• Required task
Repeat, exactly and alone, every line from the line that contains "What text is on this page?" to the end of the entries.

— Begin Task inputs —

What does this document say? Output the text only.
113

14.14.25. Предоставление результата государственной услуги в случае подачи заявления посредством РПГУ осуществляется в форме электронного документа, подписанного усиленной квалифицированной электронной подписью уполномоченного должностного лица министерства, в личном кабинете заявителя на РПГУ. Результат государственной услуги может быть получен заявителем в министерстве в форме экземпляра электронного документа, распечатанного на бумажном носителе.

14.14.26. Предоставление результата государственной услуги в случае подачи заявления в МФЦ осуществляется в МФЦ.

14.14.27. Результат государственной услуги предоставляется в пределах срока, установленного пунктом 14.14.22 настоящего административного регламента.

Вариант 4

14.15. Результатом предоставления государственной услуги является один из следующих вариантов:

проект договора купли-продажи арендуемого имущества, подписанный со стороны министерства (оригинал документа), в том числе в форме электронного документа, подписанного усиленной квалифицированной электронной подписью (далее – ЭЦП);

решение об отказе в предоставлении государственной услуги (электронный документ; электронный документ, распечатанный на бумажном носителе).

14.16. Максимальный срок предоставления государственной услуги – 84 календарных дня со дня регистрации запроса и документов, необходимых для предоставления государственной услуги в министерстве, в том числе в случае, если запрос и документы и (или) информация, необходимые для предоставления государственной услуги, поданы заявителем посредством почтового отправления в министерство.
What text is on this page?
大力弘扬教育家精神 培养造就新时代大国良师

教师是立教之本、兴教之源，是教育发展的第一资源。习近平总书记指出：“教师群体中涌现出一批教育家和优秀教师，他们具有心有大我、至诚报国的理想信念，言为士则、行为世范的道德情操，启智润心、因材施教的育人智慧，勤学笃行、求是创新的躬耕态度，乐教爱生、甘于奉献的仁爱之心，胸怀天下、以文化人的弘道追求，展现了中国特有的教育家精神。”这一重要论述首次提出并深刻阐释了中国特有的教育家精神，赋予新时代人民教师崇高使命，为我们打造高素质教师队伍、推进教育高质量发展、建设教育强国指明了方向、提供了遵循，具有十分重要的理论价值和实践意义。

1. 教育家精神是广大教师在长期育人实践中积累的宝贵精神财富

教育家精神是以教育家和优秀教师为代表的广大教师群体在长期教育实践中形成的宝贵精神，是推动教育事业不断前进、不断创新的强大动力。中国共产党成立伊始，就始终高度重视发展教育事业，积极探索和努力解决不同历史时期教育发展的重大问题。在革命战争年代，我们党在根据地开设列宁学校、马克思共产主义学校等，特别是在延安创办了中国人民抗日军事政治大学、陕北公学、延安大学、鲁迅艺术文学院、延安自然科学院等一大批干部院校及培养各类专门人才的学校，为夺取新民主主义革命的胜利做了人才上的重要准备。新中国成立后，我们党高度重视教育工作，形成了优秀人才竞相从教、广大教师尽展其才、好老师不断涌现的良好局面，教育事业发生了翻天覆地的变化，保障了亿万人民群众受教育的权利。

— End Task inputs —

• Solution for this task
What text is on this page?
大力弘扬教育家精神 培养造就新时代大国良师

教师是立教之本、兴教之源，是教育发展的第一资源。习近平总书记指出：“教师群体中涌现出一批教育家和优秀教师，他们具有心有大我、至诚报国的理想信念，言为士则、行为世范的道德情操，启智润心、因材施教的育人智慧，勤学笃行、求是创新的躬耕态度，乐教爱生、甘于奉献的仁爱之心，胸怀天下、以文化人的弘道追求，展现了中国特有的教育家精神。”这一重要论述首次提出并深刻阐释了中国特有的教育家精神，赋予新时代人民教师崇高使命，为我们打造高素质教师队伍、推进教育高质量发展、建设教育强国指明了方向、提供了遵循，具有十分重要的理论价值和实践意义。

1. 教育家精神是广大教师在长期育人实践中积累的宝贵精神财富

教育家精神是以教育家和优秀教师为代表的广大教师群体在长期教育实践中形成的宝贵精神，是推动教育事业不断前进、不断创新的强大动力。中国共产党成立伊始，就始终高度重视发展教育事业，积极探索和努力解决不同历史时期教育发展的重大问题。在革命战争年代，我们党在根据地开设列宁学校、马克思共产主义学校等，特别是在延安创办了中国人民抗日军事政治大学、陕北公学、延安大学、鲁迅艺术文学院、延安自然科学院等一大批干部院校及培养各类专门人才的学校，为夺取新民主主义革命的胜利做了人才上的重要准备。新中国成立后，我们党高度重视教育工作，形成了优秀人才竞相从教、广大教师尽展其才、好老师不断涌现的良好局面，教育事业发生了翻天覆地的变化，保障了亿万人民群众受教育的权利。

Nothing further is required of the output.